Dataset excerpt
# # # # # # #

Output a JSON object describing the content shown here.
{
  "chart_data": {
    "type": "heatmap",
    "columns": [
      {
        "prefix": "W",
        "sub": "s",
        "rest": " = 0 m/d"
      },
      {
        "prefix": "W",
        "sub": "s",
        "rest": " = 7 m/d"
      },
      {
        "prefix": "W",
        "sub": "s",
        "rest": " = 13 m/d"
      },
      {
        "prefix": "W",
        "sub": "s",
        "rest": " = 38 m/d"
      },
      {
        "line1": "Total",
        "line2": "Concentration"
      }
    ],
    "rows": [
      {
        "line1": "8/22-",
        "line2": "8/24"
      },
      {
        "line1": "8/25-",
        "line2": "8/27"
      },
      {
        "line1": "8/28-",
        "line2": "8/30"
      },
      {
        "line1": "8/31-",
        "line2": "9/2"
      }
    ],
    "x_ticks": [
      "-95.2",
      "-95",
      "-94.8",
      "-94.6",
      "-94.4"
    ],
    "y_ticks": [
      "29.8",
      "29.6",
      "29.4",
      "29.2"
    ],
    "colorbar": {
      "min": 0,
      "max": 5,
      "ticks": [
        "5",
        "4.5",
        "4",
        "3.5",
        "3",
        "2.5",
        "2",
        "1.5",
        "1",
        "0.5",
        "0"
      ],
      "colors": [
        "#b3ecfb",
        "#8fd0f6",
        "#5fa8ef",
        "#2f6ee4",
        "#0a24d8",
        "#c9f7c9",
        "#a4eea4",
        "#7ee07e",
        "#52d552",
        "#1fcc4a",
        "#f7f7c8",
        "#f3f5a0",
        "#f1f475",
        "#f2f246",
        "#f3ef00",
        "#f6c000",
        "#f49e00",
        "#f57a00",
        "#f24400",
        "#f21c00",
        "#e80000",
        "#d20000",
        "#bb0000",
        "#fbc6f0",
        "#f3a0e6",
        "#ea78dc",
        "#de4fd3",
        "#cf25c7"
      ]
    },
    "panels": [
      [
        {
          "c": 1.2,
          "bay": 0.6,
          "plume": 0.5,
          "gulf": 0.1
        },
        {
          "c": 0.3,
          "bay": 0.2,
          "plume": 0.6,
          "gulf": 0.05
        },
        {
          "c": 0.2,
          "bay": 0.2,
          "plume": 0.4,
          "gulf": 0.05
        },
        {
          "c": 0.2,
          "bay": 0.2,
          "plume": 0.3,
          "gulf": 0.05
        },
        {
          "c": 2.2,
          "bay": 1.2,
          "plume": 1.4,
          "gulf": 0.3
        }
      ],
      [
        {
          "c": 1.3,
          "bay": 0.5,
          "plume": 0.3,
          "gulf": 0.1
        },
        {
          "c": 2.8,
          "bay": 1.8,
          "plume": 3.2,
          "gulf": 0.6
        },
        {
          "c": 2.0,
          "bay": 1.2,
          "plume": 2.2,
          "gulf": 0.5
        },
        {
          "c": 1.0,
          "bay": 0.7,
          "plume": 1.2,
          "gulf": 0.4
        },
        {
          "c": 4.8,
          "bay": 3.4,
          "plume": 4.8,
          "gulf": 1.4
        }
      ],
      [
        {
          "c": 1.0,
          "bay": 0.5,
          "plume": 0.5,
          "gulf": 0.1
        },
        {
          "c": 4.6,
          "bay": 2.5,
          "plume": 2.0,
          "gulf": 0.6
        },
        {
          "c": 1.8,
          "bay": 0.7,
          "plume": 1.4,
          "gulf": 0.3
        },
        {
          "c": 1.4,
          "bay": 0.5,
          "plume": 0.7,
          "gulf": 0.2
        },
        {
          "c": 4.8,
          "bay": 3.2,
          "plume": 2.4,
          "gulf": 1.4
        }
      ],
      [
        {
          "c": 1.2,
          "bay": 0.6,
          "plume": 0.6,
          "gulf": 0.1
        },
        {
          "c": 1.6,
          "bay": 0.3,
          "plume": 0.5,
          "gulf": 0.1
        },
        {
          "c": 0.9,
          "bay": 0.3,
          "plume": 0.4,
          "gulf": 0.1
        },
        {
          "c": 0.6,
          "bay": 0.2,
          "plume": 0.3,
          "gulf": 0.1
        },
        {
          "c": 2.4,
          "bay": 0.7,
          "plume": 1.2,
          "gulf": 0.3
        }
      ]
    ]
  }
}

# # # # # # #

# [Task directions]
Retype the data in full and match it exactly.

# [Solution to this problem]
Output a JSON object describing the content shown here.
{
  "chart_data": {
    "type": "heatmap",
    "columns": [
      {
        "prefix": "W",
        "sub": "s",
        "rest": " = 0 m/d"
      },
      {
        "prefix": "W",
        "sub": "s",
        "rest": " = 7 m/d"
      },
      {
        "prefix": "W",
        "sub": "s",
        "rest": " = 13 m/d"
      },
      {
        "prefix": "W",
        "sub": "s",
        "rest": " = 38 m/d"
      },
      {
        "line1": "Total",
        "line2": "Concentration"
      }
    ],
    "rows": [
      {
        "line1": "8/22-",
        "line2": "8/24"
      },
      {
        "line1": "8/25-",
        "line2": "8/27"
      },
      {
        "line1": "8/28-",
        "line2": "8/30"
      },
      {
        "line1": "8/31-",
        "line2": "9/2"
      }
    ],
    "x_ticks": [
      "-95.2",
      "-95",
      "-94.8",
      "-94.6",
      "-94.4"
    ],
    "y_ticks": [
      "29.8",
      "29.6",
      "29.4",
      "29.2"
    ],
    "colorbar": {
      "min": 0,
      "max": 5,
      "ticks": [
        "5",
        "4.5",
        "4",
        "3.5",
        "3",
        "2.5",
        "2",
        "1.5",
        "1",
        "0.5",
        "0"
      ],
      "colors": [
        "#b3ecfb",
        "#8fd0f6",
        "#5fa8ef",
        "#2f6ee4",
        "#0a24d8",
        "#c9f7c9",
        "#a4eea4",
        "#7ee07e",
        "#52d552",
        "#1fcc4a",
        "#f7f7c8",
        "#f3f5a0",
        "#f1f475",
        "#f2f246",
        "#f3ef00",
        "#f6c000",
        "#f49e00",
        "#f57a00",
        "#f24400",
        "#f21c00",
        "#e80000",
        "#d20000",
        "#bb0000",
        "#fbc6f0",
        "#f3a0e6",
        "#ea78dc",
        "#de4fd3",
        "#cf25c7"
      ]
    },
    "panels": [
      [
        {
          "c": 1.2,
          "bay": 0.6,
          "plume": 0.5,
          "gulf": 0.1
        },
        {
          "c": 0.3,
          "bay": 0.2,
          "plume": 0.6,
          "gulf": 0.05
        },
        {
          "c": 0.2,
          "bay": 0.2,
          "plume": 0.4,
          "gulf": 0.05
        },
        {
          "c": 0.2,
          "bay": 0.2,
          "plume": 0.3,
          "gulf": 0.05
        },
        {
          "c": 2.2,
          "bay": 1.2,
          "plume": 1.4,
          "gulf": 0.3
        }
      ],
      [
        {
          "c": 1.3,
          "bay": 0.5,
          "plume": 0.3,
          "gulf": 0.1
        },
        {
          "c": 2.8,
          "bay": 1.8,
          "plume": 3.2,
          "gulf": 0.6
        },
        {
          "c": 2.0,
          "bay": 1.2,
          "plume": 2.2,
          "gulf": 0.5
        },
        {
          "c": 1.0,
          "bay": 0.7,
          "plume": 1.2,
          "gulf": 0.4
        },
        {
          "c": 4.8,
          "bay": 3.4,
          "plume": 4.8,
          "gulf": 1.4
        }
      ],
      [
        {
          "c": 1.0,
          "bay": 0.5,
          "plume": 0.5,
          "gulf": 0.1
        },
        {
          "c": 4.6,
          "bay": 2.5,
          "plume": 2.0,
          "gulf": 0.6
        },
        {
          "c": 1.8,
          "bay": 0.7,
          "plume": 1.4,
          "gulf": 0.3
        },
        {
          "c": 1.4,
          "bay": 0.5,
          "plume": 0.7,
          "gulf": 0.2
        },
        {
          "c": 4.8,
          "bay": 3.2,
          "plume": 2.4,
          "gulf": 1.4
        }
      ],
      [
        {
          "c": 1.2,
          "bay": 0.6,
          "plume": 0.6,
          "gulf": 0.1
        },
        {
          "c": 1.6,
          "bay": 0.3,
          "plume": 0.5,
          "gulf": 0.1
        },
        {
          "c": 0.9,
          "bay": 0.3,
          "plume": 0.4,
          "gulf": 0.1
        },
        {
          "c": 0.6,
          "bay": 0.2,
          "plume": 0.3,
          "gulf": 0.1
        },
        {
          "c": 2.4,
          "bay": 0.7,
          "plume": 1.2,
          "gulf": 0.3
        }
      ]
    ]
  }
}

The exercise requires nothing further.